- **INSTRUCTION**
Quote every line below exactly and skip any picture.

- **DATA TO USE**

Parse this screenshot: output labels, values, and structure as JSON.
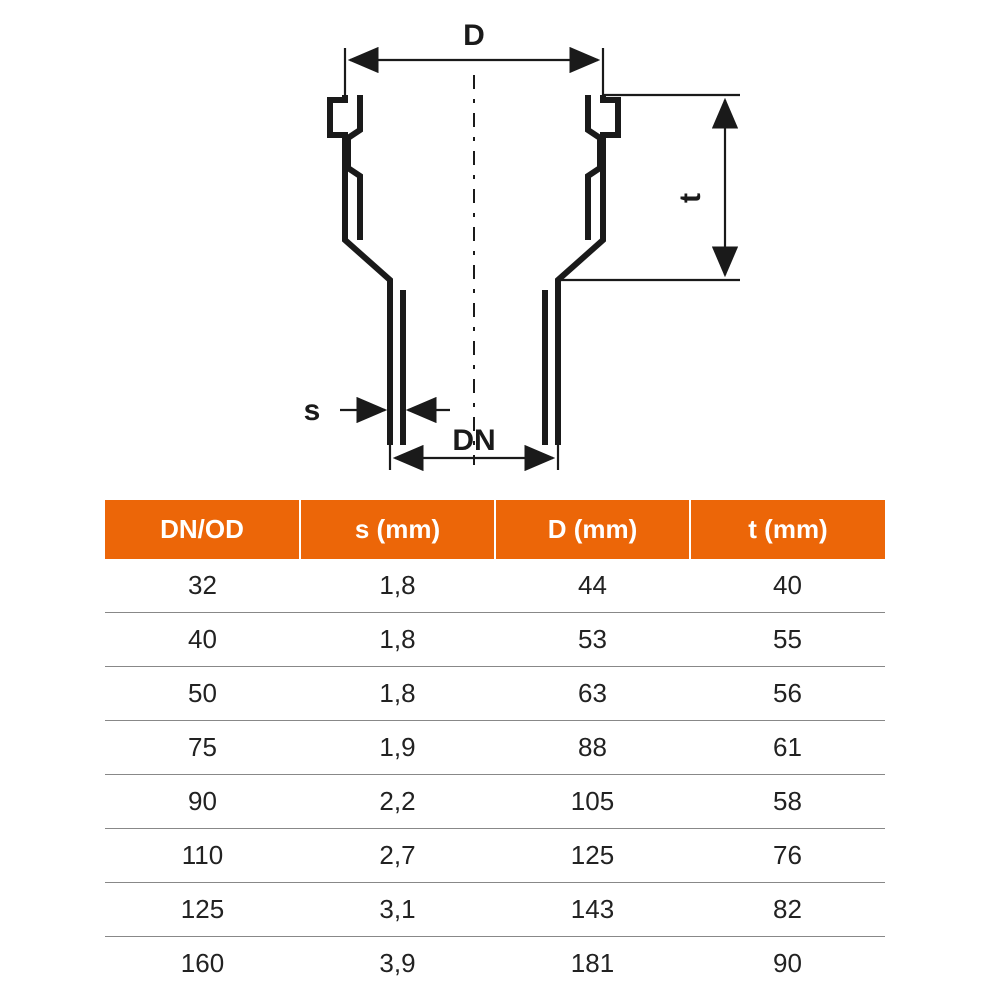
{
  "colors": {
    "header_bg": "#ec6608",
    "header_text": "#ffffff",
    "row_text": "#222222",
    "row_border": "#888888",
    "page_bg": "#ffffff",
    "diagram_stroke": "#1a1a1a"
  },
  "diagram": {
    "labels": {
      "D": "D",
      "t": "t",
      "s": "s",
      "DN": "DN"
    },
    "stroke": "#1a1a1a",
    "outline_width": 6,
    "dim_width": 2.2,
    "dash_pattern": "14 10 4 10",
    "label_fontsize": 30,
    "label_fontweight": 600
  },
  "table": {
    "columns": [
      "DN/OD",
      "s (mm)",
      "D (mm)",
      "t (mm)"
    ],
    "rows": [
      [
        "32",
        "1,8",
        "44",
        "40"
      ],
      [
        "40",
        "1,8",
        "53",
        "55"
      ],
      [
        "50",
        "1,8",
        "63",
        "56"
      ],
      [
        "75",
        "1,9",
        "88",
        "61"
      ],
      [
        "90",
        "2,2",
        "105",
        "58"
      ],
      [
        "110",
        "2,7",
        "125",
        "76"
      ],
      [
        "125",
        "3,1",
        "143",
        "82"
      ],
      [
        "160",
        "3,9",
        "181",
        "90"
      ]
    ],
    "header_fontsize": 26,
    "cell_fontsize": 26
  }
}
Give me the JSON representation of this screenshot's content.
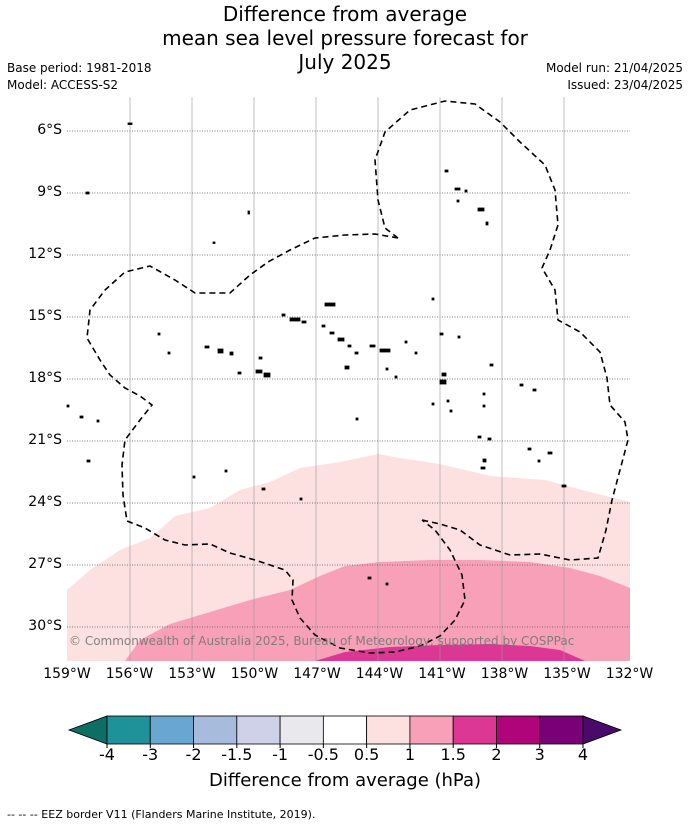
{
  "title": {
    "line1": "Difference from average",
    "line2": "mean sea level pressure forecast for",
    "line3": "July 2025"
  },
  "meta": {
    "base_period": "Base period: 1981-2018",
    "model": "Model: ACCESS-S2",
    "model_run": "Model run: 21/04/2025",
    "issued": "Issued: 23/04/2025"
  },
  "map": {
    "lat_labels": [
      "6°S",
      "9°S",
      "12°S",
      "15°S",
      "18°S",
      "21°S",
      "24°S",
      "27°S",
      "30°S"
    ],
    "lon_labels": [
      "159°W",
      "156°W",
      "153°W",
      "150°W",
      "147°W",
      "144°W",
      "141°W",
      "138°W",
      "135°W",
      "132°W"
    ],
    "copyright": "© Commonwealth of Australia 2025, Bureau of Meteorology, supported by COSPPac",
    "border_color": "#000000"
  },
  "colorbar": {
    "title": "Difference from average (hPa)",
    "tick_labels": [
      "-4",
      "-3",
      "-2",
      "-1.5",
      "-1",
      "-0.5",
      "0.5",
      "1",
      "1.5",
      "2",
      "3",
      "4"
    ],
    "colors": [
      "#0d6e63",
      "#1f9199",
      "#6aa7d0",
      "#a7bbdd",
      "#cfd1e8",
      "#e9e8ec",
      "#ffffff",
      "#fde0e0",
      "#f8a0b8",
      "#dc3795",
      "#b0047a",
      "#7a0077",
      "#4a0a6b"
    ]
  },
  "footer": {
    "legend": "--  --  -- EEZ border V11 (Flanders Marine Institute, 2019)."
  }
}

- **SOLUTION**
Parse this screenshot: output labels, values, and structure as JSON.
{
  "colors": {
    "header_bg": "#ec6608",
    "header_text": "#ffffff",
    "row_text": "#222222",
    "row_border": "#888888",
    "page_bg": "#ffffff",
    "diagram_stroke": "#1a1a1a"
  },
  "diagram": {
    "labels": {
      "D": "D",
      "t": "t",
      "s": "s",
      "DN": "DN"
    },
    "stroke": "#1a1a1a",
    "outline_width": 6,
    "dim_width": 2.2,
    "dash_pattern": "14 10 4 10",
    "label_fontsize": 30,
    "label_fontweight": 600
  },
  "table": {
    "columns": [
      "DN/OD",
      "s (mm)",
      "D (mm)",
      "t (mm)"
    ],
    "rows": [
      [
        "32",
        "1,8",
        "44",
        "40"
      ],
      [
        "40",
        "1,8",
        "53",
        "55"
      ],
      [
        "50",
        "1,8",
        "63",
        "56"
      ],
      [
        "75",
        "1,9",
        "88",
        "61"
      ],
      [
        "90",
        "2,2",
        "105",
        "58"
      ],
      [
        "110",
        "2,7",
        "125",
        "76"
      ],
      [
        "125",
        "3,1",
        "143",
        "82"
      ],
      [
        "160",
        "3,9",
        "181",
        "90"
      ]
    ],
    "header_fontsize": 26,
    "cell_fontsize": 26
  }
}
Give me the JSON representation of this screenshot's content.
{
  "title": {
    "line1": "Difference from average",
    "line2": "mean sea level pressure forecast for",
    "line3": "July 2025"
  },
  "meta": {
    "base_period": "Base period: 1981-2018",
    "model": "Model: ACCESS-S2",
    "model_run": "Model run: 21/04/2025",
    "issued": "Issued: 23/04/2025"
  },
  "map": {
    "lat_labels": [
      "6°S",
      "9°S",
      "12°S",
      "15°S",
      "18°S",
      "21°S",
      "24°S",
      "27°S",
      "30°S"
    ],
    "lon_labels": [
      "159°W",
      "156°W",
      "153°W",
      "150°W",
      "147°W",
      "144°W",
      "141°W",
      "138°W",
      "135°W",
      "132°W"
    ],
    "copyright": "© Commonwealth of Australia 2025, Bureau of Meteorology, supported by COSPPac",
    "border_color": "#000000"
  },
  "colorbar": {
    "title": "Difference from average (hPa)",
    "tick_labels": [
      "-4",
      "-3",
      "-2",
      "-1.5",
      "-1",
      "-0.5",
      "0.5",
      "1",
      "1.5",
      "2",
      "3",
      "4"
    ],
    "colors": [
      "#0d6e63",
      "#1f9199",
      "#6aa7d0",
      "#a7bbdd",
      "#cfd1e8",
      "#e9e8ec",
      "#ffffff",
      "#fde0e0",
      "#f8a0b8",
      "#dc3795",
      "#b0047a",
      "#7a0077",
      "#4a0a6b"
    ]
  },
  "footer": {
    "legend": "--  --  -- EEZ border V11 (Flanders Marine Institute, 2019)."
  }
}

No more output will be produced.